*REQUIREMENT*: Every line below that mentions the word "пропуска" should be copied out.

═════ DATA IN THIS EXERCISE ═════

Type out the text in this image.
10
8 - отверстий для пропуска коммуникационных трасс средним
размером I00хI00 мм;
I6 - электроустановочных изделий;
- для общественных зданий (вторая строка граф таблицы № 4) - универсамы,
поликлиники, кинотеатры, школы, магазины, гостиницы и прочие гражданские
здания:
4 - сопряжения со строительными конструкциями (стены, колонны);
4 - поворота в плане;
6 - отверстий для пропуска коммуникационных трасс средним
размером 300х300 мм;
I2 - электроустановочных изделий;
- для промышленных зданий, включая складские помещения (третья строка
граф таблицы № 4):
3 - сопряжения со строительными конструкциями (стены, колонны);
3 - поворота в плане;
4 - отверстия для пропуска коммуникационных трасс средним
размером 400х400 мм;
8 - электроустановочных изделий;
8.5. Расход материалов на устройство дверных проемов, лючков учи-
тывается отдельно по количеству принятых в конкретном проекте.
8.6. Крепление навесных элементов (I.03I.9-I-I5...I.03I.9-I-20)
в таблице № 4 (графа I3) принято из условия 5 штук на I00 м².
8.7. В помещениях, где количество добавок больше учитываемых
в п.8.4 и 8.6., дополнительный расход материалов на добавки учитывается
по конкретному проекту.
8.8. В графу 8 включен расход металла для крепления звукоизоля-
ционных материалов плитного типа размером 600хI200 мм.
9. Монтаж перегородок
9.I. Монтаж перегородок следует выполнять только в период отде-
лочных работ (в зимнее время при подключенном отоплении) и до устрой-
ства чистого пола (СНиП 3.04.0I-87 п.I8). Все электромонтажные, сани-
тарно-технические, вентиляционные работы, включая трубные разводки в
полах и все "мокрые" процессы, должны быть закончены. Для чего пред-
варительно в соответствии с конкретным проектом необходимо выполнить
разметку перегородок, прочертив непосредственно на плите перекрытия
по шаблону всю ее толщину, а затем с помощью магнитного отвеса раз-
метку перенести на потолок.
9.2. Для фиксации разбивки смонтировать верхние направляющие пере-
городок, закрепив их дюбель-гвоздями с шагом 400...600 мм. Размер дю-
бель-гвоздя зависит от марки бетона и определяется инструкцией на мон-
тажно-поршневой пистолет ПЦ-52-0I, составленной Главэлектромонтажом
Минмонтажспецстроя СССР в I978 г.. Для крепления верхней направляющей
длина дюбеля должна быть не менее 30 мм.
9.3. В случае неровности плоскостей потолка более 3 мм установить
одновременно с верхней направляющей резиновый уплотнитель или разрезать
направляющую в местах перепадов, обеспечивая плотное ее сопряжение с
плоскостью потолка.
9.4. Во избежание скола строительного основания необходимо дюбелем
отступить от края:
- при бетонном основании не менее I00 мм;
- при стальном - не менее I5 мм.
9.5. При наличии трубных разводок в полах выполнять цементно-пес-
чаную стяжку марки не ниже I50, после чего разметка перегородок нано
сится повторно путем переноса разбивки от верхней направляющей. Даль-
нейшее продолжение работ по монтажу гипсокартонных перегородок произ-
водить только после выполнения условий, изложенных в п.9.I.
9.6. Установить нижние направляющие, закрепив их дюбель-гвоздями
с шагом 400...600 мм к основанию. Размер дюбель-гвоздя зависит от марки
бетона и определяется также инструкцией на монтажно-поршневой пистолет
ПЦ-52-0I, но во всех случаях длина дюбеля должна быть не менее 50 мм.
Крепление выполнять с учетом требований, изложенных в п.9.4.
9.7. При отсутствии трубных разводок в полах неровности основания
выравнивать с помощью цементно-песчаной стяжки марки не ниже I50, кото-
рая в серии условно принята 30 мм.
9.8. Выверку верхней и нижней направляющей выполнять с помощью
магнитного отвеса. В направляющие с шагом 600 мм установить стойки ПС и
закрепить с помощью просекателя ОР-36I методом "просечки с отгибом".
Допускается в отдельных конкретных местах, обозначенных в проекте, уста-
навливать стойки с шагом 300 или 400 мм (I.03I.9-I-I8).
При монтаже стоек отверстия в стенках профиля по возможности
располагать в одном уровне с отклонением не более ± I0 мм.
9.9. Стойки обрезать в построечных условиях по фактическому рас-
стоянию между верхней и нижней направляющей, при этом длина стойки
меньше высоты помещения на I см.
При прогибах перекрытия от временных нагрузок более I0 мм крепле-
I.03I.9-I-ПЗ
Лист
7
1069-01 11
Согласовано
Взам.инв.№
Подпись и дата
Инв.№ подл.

═════

*WRITTEN RESPONSE*:
8 - отверстий для пропуска коммуникационных трасс средним
6 - отверстий для пропуска коммуникационных трасс средним
4 - отверстия для пропуска коммуникационных трасс средним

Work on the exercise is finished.